▶ [TASK BRIEF]
Scan the records for the string "versus"; copy each line where it occurs.

▶ [ROWS]

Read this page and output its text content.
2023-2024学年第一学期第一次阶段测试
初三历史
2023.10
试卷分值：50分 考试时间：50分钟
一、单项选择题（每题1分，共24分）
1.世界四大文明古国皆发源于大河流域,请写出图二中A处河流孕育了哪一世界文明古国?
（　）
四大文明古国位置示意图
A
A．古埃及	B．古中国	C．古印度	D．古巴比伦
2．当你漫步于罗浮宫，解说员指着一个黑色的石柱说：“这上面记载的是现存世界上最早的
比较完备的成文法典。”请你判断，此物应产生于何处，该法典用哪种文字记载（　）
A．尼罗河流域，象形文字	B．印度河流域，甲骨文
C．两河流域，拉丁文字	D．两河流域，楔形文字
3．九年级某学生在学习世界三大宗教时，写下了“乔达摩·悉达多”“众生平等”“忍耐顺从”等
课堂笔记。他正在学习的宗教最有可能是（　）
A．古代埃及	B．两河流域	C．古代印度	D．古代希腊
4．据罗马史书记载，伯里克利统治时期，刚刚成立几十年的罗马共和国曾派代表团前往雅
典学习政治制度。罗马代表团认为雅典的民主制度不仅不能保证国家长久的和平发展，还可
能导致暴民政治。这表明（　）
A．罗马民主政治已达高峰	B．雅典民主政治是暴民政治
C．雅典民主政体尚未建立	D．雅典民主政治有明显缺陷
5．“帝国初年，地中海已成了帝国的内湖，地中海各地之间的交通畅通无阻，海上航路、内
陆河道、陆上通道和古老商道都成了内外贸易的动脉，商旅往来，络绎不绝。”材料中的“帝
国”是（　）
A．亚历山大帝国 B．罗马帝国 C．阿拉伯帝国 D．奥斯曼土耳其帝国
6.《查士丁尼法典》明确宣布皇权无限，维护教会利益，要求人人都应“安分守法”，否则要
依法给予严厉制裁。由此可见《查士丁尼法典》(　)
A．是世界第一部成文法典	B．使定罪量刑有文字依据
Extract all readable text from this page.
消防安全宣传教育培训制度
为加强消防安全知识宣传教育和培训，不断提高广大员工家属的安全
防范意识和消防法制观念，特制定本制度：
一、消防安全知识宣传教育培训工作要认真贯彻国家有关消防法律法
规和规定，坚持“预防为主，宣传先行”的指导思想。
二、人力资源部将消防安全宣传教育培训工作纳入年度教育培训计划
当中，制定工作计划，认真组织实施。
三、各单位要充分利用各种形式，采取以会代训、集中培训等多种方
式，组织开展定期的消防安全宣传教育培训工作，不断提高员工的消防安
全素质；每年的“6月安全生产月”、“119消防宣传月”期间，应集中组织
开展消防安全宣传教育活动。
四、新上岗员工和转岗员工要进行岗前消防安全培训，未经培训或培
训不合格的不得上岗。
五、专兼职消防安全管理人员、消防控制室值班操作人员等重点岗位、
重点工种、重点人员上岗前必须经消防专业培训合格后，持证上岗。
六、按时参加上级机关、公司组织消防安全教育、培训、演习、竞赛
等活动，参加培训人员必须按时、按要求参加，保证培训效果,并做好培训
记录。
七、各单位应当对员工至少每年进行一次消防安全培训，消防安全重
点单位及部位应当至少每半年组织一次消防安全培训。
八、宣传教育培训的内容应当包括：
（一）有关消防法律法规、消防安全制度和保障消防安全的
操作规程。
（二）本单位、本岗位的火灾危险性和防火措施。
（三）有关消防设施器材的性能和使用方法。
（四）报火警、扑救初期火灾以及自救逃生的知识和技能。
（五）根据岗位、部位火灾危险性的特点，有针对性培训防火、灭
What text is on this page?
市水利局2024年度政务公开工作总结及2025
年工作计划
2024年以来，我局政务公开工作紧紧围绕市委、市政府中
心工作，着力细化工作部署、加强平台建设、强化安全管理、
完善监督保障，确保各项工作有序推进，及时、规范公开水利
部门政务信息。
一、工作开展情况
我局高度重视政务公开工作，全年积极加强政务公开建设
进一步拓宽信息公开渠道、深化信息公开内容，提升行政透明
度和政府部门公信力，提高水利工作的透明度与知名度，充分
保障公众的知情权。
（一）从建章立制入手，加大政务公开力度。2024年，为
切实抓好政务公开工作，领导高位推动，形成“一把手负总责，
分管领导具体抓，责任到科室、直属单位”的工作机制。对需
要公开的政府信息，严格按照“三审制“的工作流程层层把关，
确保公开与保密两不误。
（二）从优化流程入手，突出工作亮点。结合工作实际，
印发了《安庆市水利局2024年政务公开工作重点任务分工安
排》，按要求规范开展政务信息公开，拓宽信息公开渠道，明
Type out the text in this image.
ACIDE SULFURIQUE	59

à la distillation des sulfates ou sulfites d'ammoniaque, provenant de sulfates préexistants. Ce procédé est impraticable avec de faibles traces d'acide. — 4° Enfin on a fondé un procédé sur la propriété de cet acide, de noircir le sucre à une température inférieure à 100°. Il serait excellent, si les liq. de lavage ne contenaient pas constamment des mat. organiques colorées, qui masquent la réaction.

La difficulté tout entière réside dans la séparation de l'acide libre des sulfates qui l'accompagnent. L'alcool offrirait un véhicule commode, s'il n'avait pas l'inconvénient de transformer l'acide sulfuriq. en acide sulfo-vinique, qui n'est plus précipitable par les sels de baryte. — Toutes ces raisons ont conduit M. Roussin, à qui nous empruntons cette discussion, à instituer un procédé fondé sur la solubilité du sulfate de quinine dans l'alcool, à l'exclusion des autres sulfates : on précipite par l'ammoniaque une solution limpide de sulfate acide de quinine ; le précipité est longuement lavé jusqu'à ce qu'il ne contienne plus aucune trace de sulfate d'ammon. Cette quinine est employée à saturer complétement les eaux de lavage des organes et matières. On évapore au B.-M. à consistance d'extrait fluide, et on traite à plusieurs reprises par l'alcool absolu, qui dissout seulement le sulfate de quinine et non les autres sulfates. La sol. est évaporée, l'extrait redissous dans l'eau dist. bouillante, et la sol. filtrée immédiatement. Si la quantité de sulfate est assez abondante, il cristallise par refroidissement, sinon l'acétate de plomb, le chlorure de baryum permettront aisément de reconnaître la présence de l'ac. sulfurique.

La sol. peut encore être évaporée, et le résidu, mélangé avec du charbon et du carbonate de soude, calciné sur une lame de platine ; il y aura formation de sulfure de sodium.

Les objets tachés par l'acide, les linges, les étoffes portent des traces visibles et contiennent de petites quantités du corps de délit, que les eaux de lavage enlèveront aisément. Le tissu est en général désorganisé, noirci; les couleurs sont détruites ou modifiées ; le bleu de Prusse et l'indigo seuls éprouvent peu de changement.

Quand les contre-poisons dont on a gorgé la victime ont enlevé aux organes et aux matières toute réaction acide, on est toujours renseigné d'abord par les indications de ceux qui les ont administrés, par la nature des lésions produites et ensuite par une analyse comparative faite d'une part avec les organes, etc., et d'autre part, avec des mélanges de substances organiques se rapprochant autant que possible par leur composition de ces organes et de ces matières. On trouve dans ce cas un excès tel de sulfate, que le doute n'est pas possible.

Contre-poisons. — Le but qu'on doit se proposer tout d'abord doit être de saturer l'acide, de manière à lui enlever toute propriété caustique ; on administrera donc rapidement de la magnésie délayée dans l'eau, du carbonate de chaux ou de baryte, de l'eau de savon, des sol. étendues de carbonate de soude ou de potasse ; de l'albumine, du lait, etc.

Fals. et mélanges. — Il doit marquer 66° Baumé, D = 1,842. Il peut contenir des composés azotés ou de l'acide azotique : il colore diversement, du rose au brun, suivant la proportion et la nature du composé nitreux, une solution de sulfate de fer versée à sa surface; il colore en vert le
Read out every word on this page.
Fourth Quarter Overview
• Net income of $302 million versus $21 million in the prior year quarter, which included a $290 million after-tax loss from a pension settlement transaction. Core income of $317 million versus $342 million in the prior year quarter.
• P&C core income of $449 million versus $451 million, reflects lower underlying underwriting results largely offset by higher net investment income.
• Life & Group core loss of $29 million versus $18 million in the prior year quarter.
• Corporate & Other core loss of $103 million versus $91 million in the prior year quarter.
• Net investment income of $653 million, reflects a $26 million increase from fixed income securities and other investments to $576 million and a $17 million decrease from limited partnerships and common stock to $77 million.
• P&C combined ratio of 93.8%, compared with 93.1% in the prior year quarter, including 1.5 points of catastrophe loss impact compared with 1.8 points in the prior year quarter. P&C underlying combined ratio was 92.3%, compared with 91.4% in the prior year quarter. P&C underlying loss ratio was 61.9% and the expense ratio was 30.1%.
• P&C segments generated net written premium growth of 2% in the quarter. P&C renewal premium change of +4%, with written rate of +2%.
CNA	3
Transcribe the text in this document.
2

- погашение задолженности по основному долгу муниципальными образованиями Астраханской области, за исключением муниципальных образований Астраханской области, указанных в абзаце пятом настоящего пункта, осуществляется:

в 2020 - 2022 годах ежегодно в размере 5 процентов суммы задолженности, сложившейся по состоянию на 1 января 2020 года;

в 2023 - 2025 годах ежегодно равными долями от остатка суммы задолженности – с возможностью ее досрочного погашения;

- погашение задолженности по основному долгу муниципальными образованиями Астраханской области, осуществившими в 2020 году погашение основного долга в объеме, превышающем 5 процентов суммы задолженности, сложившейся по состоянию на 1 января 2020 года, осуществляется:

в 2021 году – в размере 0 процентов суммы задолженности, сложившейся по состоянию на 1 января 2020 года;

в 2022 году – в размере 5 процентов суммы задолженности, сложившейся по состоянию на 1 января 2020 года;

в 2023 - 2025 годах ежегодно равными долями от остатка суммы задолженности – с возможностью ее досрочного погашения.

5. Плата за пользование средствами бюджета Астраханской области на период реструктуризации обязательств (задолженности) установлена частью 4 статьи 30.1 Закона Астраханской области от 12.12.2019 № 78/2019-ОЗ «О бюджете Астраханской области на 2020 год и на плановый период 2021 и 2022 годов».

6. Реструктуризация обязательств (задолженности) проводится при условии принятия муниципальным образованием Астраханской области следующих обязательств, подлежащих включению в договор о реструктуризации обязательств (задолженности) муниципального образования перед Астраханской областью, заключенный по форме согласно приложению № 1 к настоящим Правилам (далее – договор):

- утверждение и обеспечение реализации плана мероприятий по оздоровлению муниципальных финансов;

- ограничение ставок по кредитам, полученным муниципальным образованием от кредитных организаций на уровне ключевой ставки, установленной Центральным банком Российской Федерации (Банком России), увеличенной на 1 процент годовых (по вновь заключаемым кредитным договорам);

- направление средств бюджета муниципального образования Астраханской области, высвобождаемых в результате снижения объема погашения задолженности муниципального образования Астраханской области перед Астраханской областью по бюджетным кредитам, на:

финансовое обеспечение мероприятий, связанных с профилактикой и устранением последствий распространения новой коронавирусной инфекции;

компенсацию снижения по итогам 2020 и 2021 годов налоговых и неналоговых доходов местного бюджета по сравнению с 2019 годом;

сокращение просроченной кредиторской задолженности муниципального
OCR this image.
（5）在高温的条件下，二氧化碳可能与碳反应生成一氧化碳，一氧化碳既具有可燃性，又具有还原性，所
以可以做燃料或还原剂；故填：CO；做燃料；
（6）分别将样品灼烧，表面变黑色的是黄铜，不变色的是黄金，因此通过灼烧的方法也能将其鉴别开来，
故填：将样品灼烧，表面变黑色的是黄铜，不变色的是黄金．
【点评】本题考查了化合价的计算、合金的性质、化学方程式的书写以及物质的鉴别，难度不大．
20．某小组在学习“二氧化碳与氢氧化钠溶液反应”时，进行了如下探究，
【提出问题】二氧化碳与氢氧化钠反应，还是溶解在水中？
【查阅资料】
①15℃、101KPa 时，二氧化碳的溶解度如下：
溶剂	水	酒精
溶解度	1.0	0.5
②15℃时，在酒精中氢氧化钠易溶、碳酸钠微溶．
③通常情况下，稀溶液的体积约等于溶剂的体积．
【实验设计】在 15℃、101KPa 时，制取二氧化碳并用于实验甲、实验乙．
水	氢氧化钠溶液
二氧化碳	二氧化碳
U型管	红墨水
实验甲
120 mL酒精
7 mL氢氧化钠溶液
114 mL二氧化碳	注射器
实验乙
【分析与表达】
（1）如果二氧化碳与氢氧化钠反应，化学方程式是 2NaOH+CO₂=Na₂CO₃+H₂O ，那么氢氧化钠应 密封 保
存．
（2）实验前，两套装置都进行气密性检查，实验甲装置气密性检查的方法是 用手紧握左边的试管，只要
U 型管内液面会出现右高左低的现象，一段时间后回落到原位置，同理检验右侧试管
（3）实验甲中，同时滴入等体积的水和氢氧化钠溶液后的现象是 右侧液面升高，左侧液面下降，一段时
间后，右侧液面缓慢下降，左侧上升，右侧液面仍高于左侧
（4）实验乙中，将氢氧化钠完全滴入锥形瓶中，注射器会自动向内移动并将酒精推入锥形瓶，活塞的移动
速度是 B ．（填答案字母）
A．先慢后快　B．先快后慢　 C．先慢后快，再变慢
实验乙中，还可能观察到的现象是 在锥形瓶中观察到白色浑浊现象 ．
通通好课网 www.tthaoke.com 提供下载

▶ [ANSWER FOR THIS EXERCISE]
• Net income of $302 million versus $21 million in the prior year quarter, which included a $290 million after-tax loss from a pension settlement transaction. Core income of $317 million versus $342 million in the prior year quarter.
• P&C core income of $449 million versus $451 million, reflects lower underlying underwriting results largely offset by higher net investment income.
• Life & Group core loss of $29 million versus $18 million in the prior year quarter.
• Corporate & Other core loss of $103 million versus $91 million in the prior year quarter.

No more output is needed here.